*SHORT EXERCISE:* Copy out every record below with complete accuracy.

*RECORD SET:*
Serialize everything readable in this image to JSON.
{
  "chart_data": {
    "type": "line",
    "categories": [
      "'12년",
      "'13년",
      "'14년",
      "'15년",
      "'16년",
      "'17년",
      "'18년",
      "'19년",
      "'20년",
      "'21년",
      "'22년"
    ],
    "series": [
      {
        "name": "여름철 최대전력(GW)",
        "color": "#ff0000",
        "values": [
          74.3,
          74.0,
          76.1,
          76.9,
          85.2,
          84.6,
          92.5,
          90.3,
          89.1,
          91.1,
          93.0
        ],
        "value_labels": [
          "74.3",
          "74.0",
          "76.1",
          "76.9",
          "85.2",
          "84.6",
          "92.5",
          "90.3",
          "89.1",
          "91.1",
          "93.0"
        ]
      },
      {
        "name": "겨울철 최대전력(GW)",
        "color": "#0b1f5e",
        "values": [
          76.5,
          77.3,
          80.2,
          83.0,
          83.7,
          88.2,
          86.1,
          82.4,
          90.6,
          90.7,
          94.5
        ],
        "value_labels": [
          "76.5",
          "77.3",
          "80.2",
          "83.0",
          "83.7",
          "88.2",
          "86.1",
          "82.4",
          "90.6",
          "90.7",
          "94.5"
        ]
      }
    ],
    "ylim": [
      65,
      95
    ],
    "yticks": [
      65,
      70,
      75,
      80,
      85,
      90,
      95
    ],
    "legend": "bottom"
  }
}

*WRITTEN RESPONSE:*
Serialize everything readable in this image to JSON.
{
  "chart_data": {
    "type": "line",
    "categories": [
      "'12년",
      "'13년",
      "'14년",
      "'15년",
      "'16년",
      "'17년",
      "'18년",
      "'19년",
      "'20년",
      "'21년",
      "'22년"
    ],
    "series": [
      {
        "name": "여름철 최대전력(GW)",
        "color": "#ff0000",
        "values": [
          74.3,
          74.0,
          76.1,
          76.9,
          85.2,
          84.6,
          92.5,
          90.3,
          89.1,
          91.1,
          93.0
        ],
        "value_labels": [
          "74.3",
          "74.0",
          "76.1",
          "76.9",
          "85.2",
          "84.6",
          "92.5",
          "90.3",
          "89.1",
          "91.1",
          "93.0"
        ]
      },
      {
        "name": "겨울철 최대전력(GW)",
        "color": "#0b1f5e",
        "values": [
          76.5,
          77.3,
          80.2,
          83.0,
          83.7,
          88.2,
          86.1,
          82.4,
          90.6,
          90.7,
          94.5
        ],
        "value_labels": [
          "76.5",
          "77.3",
          "80.2",
          "83.0",
          "83.7",
          "88.2",
          "86.1",
          "82.4",
          "90.6",
          "90.7",
          "94.5"
        ]
      }
    ],
    "ylim": [
      65,
      95
    ],
    "yticks": [
      65,
      70,
      75,
      80,
      85,
      90,
      95
    ],
    "legend": "bottom"
  }
}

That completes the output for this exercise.